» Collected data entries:
* * * * * * * * *
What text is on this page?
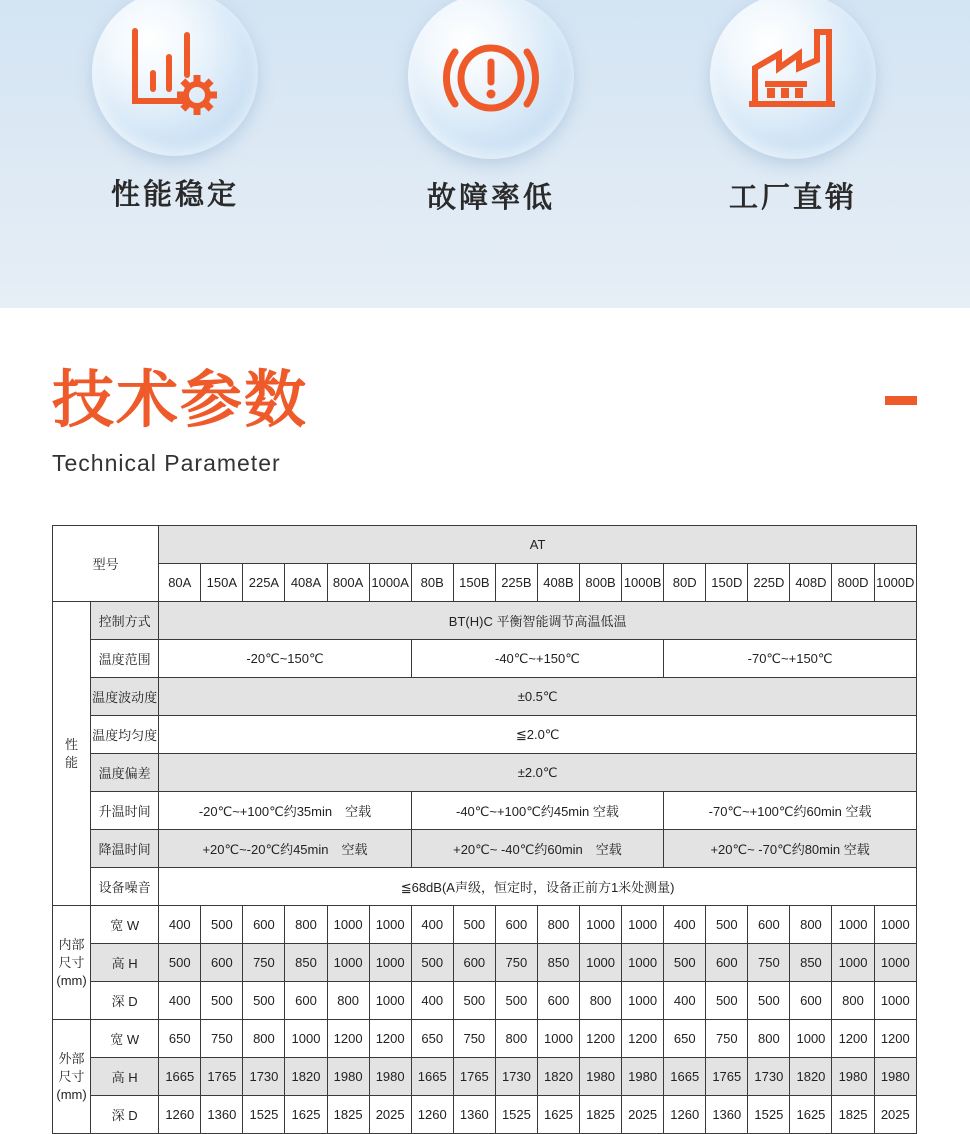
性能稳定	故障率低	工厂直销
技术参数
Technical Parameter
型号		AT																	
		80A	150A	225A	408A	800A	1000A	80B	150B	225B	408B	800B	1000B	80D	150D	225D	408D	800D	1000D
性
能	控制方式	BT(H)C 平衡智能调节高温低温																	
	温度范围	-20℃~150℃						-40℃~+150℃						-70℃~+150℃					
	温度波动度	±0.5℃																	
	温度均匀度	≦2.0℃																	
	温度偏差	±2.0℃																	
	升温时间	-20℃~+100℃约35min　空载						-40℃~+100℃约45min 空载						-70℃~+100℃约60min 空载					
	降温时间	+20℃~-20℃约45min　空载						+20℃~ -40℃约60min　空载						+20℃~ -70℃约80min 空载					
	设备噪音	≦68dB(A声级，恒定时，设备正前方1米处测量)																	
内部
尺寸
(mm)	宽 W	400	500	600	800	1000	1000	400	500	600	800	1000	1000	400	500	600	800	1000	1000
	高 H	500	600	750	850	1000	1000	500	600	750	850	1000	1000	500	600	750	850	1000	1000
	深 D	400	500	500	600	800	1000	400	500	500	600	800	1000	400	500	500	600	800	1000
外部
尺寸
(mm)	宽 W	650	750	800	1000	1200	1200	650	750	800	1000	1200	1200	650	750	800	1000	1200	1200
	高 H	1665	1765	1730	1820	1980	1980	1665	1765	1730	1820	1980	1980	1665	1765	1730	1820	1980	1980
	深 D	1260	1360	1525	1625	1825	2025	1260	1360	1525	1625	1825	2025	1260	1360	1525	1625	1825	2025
* * * * * * * * *
Repeat the records above exactly, omitting every picture.

» The response:
What text is on this page?
性能稳定	故障率低	工厂直销
技术参数
Technical Parameter
型号		AT																	
		80A	150A	225A	408A	800A	1000A	80B	150B	225B	408B	800B	1000B	80D	150D	225D	408D	800D	1000D
性
能	控制方式	BT(H)C 平衡智能调节高温低温																	
	温度范围	-20℃~150℃						-40℃~+150℃						-70℃~+150℃					
	温度波动度	±0.5℃																	
	温度均匀度	≦2.0℃																	
	温度偏差	±2.0℃																	
	升温时间	-20℃~+100℃约35min　空载						-40℃~+100℃约45min 空载						-70℃~+100℃约60min 空载					
	降温时间	+20℃~-20℃约45min　空载						+20℃~ -40℃约60min　空载						+20℃~ -70℃约80min 空载					
	设备噪音	≦68dB(A声级，恒定时，设备正前方1米处测量)																	
内部
尺寸
(mm)	宽 W	400	500	600	800	1000	1000	400	500	600	800	1000	1000	400	500	600	800	1000	1000
	高 H	500	600	750	850	1000	1000	500	600	750	850	1000	1000	500	600	750	850	1000	1000
	深 D	400	500	500	600	800	1000	400	500	500	600	800	1000	400	500	500	600	800	1000
外部
尺寸
(mm)	宽 W	650	750	800	1000	1200	1200	650	750	800	1000	1200	1200	650	750	800	1000	1200	1200
	高 H	1665	1765	1730	1820	1980	1980	1665	1765	1730	1820	1980	1980	1665	1765	1730	1820	1980	1980
	深 D	1260	1360	1525	1625	1825	2025	1260	1360	1525	1625	1825	2025	1260	1360	1525	1625	1825	2025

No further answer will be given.